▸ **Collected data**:
------------------------------------------------------------

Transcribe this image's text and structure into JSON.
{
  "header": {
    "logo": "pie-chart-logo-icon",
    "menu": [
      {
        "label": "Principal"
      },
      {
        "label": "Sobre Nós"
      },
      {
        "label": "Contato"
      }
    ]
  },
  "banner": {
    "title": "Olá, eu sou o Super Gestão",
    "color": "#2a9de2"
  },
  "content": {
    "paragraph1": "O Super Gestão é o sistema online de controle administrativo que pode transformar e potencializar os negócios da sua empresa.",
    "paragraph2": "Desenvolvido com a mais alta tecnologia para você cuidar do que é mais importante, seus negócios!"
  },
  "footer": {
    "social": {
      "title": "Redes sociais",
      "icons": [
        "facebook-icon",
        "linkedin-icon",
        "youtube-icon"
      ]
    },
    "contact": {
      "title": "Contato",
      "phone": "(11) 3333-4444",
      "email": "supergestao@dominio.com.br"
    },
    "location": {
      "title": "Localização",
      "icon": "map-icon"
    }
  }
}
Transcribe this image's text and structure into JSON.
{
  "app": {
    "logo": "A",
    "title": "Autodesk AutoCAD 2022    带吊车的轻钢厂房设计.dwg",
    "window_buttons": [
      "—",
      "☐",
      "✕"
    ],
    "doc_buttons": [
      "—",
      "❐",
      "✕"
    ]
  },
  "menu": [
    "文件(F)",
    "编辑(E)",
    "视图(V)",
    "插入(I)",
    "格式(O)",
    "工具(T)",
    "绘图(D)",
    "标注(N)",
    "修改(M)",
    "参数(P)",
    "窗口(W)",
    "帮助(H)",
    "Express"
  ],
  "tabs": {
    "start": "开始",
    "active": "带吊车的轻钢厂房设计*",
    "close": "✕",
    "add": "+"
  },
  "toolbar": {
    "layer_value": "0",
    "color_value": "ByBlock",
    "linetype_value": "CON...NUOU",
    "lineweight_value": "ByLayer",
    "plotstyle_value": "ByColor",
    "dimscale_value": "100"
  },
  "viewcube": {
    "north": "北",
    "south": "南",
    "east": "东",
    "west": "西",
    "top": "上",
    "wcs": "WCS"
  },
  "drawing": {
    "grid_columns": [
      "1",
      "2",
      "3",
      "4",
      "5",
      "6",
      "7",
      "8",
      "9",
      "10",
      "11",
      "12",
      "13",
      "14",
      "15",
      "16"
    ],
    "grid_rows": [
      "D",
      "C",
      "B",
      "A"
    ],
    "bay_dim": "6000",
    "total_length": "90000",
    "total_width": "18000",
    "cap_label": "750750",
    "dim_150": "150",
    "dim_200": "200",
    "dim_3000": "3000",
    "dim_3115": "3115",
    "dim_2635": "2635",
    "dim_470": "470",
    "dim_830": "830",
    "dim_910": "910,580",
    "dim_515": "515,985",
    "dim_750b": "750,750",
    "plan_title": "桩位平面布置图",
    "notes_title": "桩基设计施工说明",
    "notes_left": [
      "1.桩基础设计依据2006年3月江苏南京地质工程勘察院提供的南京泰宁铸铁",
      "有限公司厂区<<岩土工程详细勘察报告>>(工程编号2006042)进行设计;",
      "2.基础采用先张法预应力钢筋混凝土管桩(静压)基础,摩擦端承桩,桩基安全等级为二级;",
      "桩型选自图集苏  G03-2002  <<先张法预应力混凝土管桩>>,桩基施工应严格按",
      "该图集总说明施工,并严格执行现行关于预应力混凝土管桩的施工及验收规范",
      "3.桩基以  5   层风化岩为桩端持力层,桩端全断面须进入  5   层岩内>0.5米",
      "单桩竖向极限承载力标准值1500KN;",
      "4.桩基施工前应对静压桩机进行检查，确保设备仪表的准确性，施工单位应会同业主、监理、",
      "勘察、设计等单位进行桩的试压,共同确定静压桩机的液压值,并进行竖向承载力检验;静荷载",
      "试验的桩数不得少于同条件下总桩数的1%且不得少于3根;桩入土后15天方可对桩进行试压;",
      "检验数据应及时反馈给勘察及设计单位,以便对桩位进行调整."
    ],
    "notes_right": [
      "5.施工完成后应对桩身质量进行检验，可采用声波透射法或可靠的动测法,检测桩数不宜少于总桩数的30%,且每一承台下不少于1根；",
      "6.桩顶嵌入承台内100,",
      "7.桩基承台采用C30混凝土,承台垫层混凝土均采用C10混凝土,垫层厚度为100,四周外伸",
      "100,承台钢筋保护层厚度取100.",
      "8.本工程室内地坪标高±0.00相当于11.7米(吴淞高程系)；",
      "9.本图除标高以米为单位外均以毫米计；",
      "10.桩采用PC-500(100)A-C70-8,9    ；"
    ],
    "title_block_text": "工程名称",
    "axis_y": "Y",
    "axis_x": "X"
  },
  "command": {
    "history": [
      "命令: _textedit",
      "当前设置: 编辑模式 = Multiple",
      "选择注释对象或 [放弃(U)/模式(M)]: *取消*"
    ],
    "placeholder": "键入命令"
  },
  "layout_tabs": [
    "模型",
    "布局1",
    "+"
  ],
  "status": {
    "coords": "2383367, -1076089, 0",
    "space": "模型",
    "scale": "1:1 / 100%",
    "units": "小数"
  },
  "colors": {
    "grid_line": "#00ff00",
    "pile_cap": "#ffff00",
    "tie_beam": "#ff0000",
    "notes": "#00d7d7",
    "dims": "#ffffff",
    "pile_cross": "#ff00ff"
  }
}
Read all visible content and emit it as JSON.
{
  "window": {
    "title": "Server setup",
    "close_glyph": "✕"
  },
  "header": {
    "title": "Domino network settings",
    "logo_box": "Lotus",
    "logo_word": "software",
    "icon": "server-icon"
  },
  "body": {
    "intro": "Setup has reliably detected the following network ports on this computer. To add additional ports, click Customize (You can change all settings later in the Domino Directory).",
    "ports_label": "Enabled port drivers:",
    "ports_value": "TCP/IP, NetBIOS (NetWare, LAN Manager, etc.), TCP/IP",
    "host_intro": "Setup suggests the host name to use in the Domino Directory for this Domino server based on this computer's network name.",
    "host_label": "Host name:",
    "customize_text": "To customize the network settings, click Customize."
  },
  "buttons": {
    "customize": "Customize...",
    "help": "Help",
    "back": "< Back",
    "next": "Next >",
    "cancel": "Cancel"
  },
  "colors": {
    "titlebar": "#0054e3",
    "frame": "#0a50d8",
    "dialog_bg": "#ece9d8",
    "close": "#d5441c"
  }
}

------------------------------------------------------------

▸ **THE REQUEST**: Repeat only what runs from the line holding "Read all visible content and emit it as JSON." to the end of the data, keeping every line exactly as written, first and last included.

▸ **REPLY TO THE TASK**:
Read all visible content and emit it as JSON.
{
  "window": {
    "title": "Server setup",
    "close_glyph": "✕"
  },
  "header": {
    "title": "Domino network settings",
    "logo_box": "Lotus",
    "logo_word": "software",
    "icon": "server-icon"
  },
  "body": {
    "intro": "Setup has reliably detected the following network ports on this computer. To add additional ports, click Customize (You can change all settings later in the Domino Directory).",
    "ports_label": "Enabled port drivers:",
    "ports_value": "TCP/IP, NetBIOS (NetWare, LAN Manager, etc.), TCP/IP",
    "host_intro": "Setup suggests the host name to use in the Domino Directory for this Domino server based on this computer's network name.",
    "host_label": "Host name:",
    "customize_text": "To customize the network settings, click Customize."
  },
  "buttons": {
    "customize": "Customize...",
    "help": "Help",
    "back": "< Back",
    "next": "Next >",
    "cancel": "Cancel"
  },
  "colors": {
    "titlebar": "#0054e3",
    "frame": "#0a50d8",
    "dialog_bg": "#ece9d8",
    "close": "#d5441c"
  }
}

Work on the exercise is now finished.